Copy the listing below in full and skip every picture.

— BEGIN DATASET ROWS —

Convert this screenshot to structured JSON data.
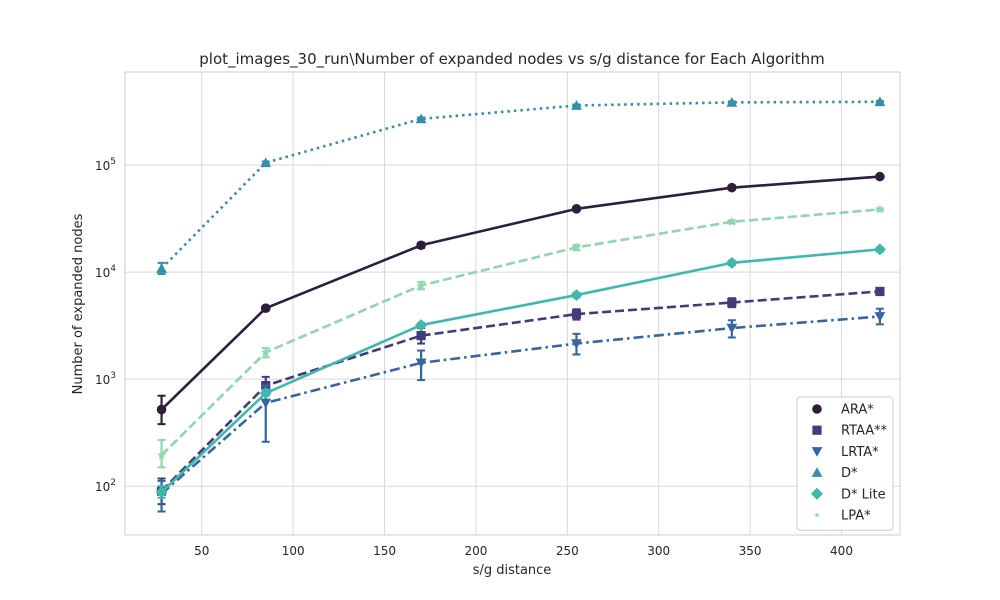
{
  "chart_data": {
    "type": "line",
    "title": "plot_images_30_run\\Number of expanded nodes vs s/g distance for Each Algorithm",
    "xlabel": "s/g distance",
    "ylabel": "Number of expanded nodes",
    "x_scale": "linear",
    "y_scale": "log",
    "xlim": [
      8,
      432
    ],
    "ylim": [
      35,
      740000
    ],
    "x_ticks": [
      50,
      100,
      150,
      200,
      250,
      300,
      350,
      400
    ],
    "x_tick_labels": [
      "50",
      "100",
      "150",
      "200",
      "250",
      "300",
      "350",
      "400"
    ],
    "y_ticks": [
      100,
      1000,
      10000,
      100000
    ],
    "y_tick_labels": [
      "10",
      "10",
      "10",
      "10"
    ],
    "y_tick_exponents": [
      "2",
      "3",
      "4",
      "5"
    ],
    "grid": true,
    "legend_position": "bottom-right",
    "x": [
      28,
      85,
      170,
      255,
      340,
      421
    ],
    "series": [
      {
        "name": "ARA*",
        "color": "#2e1e3b",
        "marker": "circle",
        "dash": "solid",
        "values": [
          520,
          4600,
          17800,
          39000,
          61500,
          78000
        ],
        "err_low": [
          380,
          4400,
          16800,
          37500,
          59000,
          75500
        ],
        "err_high": [
          700,
          4800,
          18800,
          40500,
          64000,
          80500
        ]
      },
      {
        "name": "RTAA**",
        "color": "#413d7b",
        "marker": "square",
        "dash": "dashed",
        "values": [
          90,
          870,
          2550,
          4050,
          5200,
          6600
        ],
        "err_low": [
          68,
          730,
          2150,
          3600,
          4700,
          6100
        ],
        "err_high": [
          118,
          1050,
          3000,
          4500,
          5700,
          7100
        ]
      },
      {
        "name": "LRTA*",
        "color": "#37659e",
        "marker": "triangle-down",
        "dash": "dashdot",
        "values": [
          85,
          600,
          1420,
          2150,
          3000,
          3850
        ],
        "err_low": [
          58,
          260,
          980,
          1700,
          2450,
          3250
        ],
        "err_high": [
          112,
          870,
          1850,
          2650,
          3550,
          4550
        ]
      },
      {
        "name": "D*",
        "color": "#348fa7",
        "marker": "triangle-up",
        "dash": "dotted",
        "values": [
          10800,
          105000,
          270000,
          360000,
          385000,
          390000
        ],
        "err_low": [
          9600,
          102000,
          262000,
          352000,
          377000,
          382000
        ],
        "err_high": [
          12200,
          108000,
          278000,
          368000,
          393000,
          398000
        ]
      },
      {
        "name": "D* Lite",
        "color": "#40b7ad",
        "marker": "diamond",
        "dash": "solid",
        "values": [
          88,
          740,
          3200,
          6100,
          12200,
          16300
        ],
        "err_low": [
          78,
          700,
          3050,
          5800,
          11600,
          15500
        ],
        "err_high": [
          100,
          800,
          3350,
          6400,
          12800,
          17000
        ]
      },
      {
        "name": "LPA*",
        "color": "#8fd6ae",
        "marker": "star",
        "dash": "dashed",
        "values": [
          195,
          1780,
          7500,
          17000,
          29500,
          38500
        ],
        "err_low": [
          150,
          1600,
          6900,
          16000,
          28500,
          37500
        ],
        "err_high": [
          270,
          1950,
          8100,
          18000,
          30500,
          39500
        ]
      }
    ]
  }
}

— END DATASET ROWS —

→ **WRITTEN SOLUTION**:
Convert this screenshot to structured JSON data.
{
  "chart_data": {
    "type": "line",
    "title": "plot_images_30_run\\Number of expanded nodes vs s/g distance for Each Algorithm",
    "xlabel": "s/g distance",
    "ylabel": "Number of expanded nodes",
    "x_scale": "linear",
    "y_scale": "log",
    "xlim": [
      8,
      432
    ],
    "ylim": [
      35,
      740000
    ],
    "x_ticks": [
      50,
      100,
      150,
      200,
      250,
      300,
      350,
      400
    ],
    "x_tick_labels": [
      "50",
      "100",
      "150",
      "200",
      "250",
      "300",
      "350",
      "400"
    ],
    "y_ticks": [
      100,
      1000,
      10000,
      100000
    ],
    "y_tick_labels": [
      "10",
      "10",
      "10",
      "10"
    ],
    "y_tick_exponents": [
      "2",
      "3",
      "4",
      "5"
    ],
    "grid": true,
    "legend_position": "bottom-right",
    "x": [
      28,
      85,
      170,
      255,
      340,
      421
    ],
    "series": [
      {
        "name": "ARA*",
        "color": "#2e1e3b",
        "marker": "circle",
        "dash": "solid",
        "values": [
          520,
          4600,
          17800,
          39000,
          61500,
          78000
        ],
        "err_low": [
          380,
          4400,
          16800,
          37500,
          59000,
          75500
        ],
        "err_high": [
          700,
          4800,
          18800,
          40500,
          64000,
          80500
        ]
      },
      {
        "name": "RTAA**",
        "color": "#413d7b",
        "marker": "square",
        "dash": "dashed",
        "values": [
          90,
          870,
          2550,
          4050,
          5200,
          6600
        ],
        "err_low": [
          68,
          730,
          2150,
          3600,
          4700,
          6100
        ],
        "err_high": [
          118,
          1050,
          3000,
          4500,
          5700,
          7100
        ]
      },
      {
        "name": "LRTA*",
        "color": "#37659e",
        "marker": "triangle-down",
        "dash": "dashdot",
        "values": [
          85,
          600,
          1420,
          2150,
          3000,
          3850
        ],
        "err_low": [
          58,
          260,
          980,
          1700,
          2450,
          3250
        ],
        "err_high": [
          112,
          870,
          1850,
          2650,
          3550,
          4550
        ]
      },
      {
        "name": "D*",
        "color": "#348fa7",
        "marker": "triangle-up",
        "dash": "dotted",
        "values": [
          10800,
          105000,
          270000,
          360000,
          385000,
          390000
        ],
        "err_low": [
          9600,
          102000,
          262000,
          352000,
          377000,
          382000
        ],
        "err_high": [
          12200,
          108000,
          278000,
          368000,
          393000,
          398000
        ]
      },
      {
        "name": "D* Lite",
        "color": "#40b7ad",
        "marker": "diamond",
        "dash": "solid",
        "values": [
          88,
          740,
          3200,
          6100,
          12200,
          16300
        ],
        "err_low": [
          78,
          700,
          3050,
          5800,
          11600,
          15500
        ],
        "err_high": [
          100,
          800,
          3350,
          6400,
          12800,
          17000
        ]
      },
      {
        "name": "LPA*",
        "color": "#8fd6ae",
        "marker": "star",
        "dash": "dashed",
        "values": [
          195,
          1780,
          7500,
          17000,
          29500,
          38500
        ],
        "err_low": [
          150,
          1600,
          6900,
          16000,
          28500,
          37500
        ],
        "err_high": [
          270,
          1950,
          8100,
          18000,
          30500,
          39500
        ]
      }
    ]
  }
}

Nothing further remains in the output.